** WHAT TO PRODUCE **
Output nothing but the number of lines that include the word "Africa".

** PROVIDED INFORMATION **
(begin)

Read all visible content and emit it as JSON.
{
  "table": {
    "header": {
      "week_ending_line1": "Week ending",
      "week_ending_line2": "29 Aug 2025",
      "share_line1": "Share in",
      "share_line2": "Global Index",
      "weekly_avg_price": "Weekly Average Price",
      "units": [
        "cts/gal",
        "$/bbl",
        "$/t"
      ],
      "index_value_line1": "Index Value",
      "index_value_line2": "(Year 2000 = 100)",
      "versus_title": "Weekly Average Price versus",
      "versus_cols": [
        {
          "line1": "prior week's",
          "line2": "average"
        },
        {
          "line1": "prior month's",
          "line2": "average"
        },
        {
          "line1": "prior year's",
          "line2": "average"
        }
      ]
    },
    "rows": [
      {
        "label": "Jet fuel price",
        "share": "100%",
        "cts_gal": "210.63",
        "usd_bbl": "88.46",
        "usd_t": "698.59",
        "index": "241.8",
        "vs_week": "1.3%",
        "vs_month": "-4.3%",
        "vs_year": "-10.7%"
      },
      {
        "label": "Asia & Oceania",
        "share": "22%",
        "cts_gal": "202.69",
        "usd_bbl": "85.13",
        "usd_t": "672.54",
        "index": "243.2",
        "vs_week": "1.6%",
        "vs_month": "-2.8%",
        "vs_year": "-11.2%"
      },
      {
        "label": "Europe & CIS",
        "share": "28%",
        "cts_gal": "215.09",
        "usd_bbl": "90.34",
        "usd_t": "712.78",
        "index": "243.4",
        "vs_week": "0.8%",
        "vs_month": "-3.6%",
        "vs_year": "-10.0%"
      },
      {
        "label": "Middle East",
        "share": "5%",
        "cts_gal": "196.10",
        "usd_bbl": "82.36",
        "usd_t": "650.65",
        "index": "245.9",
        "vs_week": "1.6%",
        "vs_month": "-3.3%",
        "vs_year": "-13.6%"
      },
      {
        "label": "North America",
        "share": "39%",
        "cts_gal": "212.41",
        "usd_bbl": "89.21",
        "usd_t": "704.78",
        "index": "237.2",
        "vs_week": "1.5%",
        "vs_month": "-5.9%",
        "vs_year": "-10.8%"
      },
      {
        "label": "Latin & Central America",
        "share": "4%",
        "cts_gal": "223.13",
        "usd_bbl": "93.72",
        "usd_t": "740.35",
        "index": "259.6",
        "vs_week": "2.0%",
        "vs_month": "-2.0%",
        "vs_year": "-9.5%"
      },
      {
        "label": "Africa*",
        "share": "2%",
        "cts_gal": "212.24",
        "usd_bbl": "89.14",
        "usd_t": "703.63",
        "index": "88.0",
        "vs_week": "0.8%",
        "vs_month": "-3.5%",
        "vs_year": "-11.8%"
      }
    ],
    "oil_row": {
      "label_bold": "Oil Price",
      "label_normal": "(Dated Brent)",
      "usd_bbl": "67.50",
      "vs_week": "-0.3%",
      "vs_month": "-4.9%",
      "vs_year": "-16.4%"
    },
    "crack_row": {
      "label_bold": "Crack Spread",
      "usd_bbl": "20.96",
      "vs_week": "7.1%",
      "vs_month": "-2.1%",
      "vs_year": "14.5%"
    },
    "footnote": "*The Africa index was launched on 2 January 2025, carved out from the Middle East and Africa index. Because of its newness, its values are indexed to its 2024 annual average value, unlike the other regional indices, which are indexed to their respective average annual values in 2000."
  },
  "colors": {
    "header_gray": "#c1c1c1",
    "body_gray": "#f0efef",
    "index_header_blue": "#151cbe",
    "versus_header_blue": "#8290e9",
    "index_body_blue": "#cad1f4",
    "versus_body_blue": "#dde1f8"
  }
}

(end)

** RESPONSE TO THE TASK **
2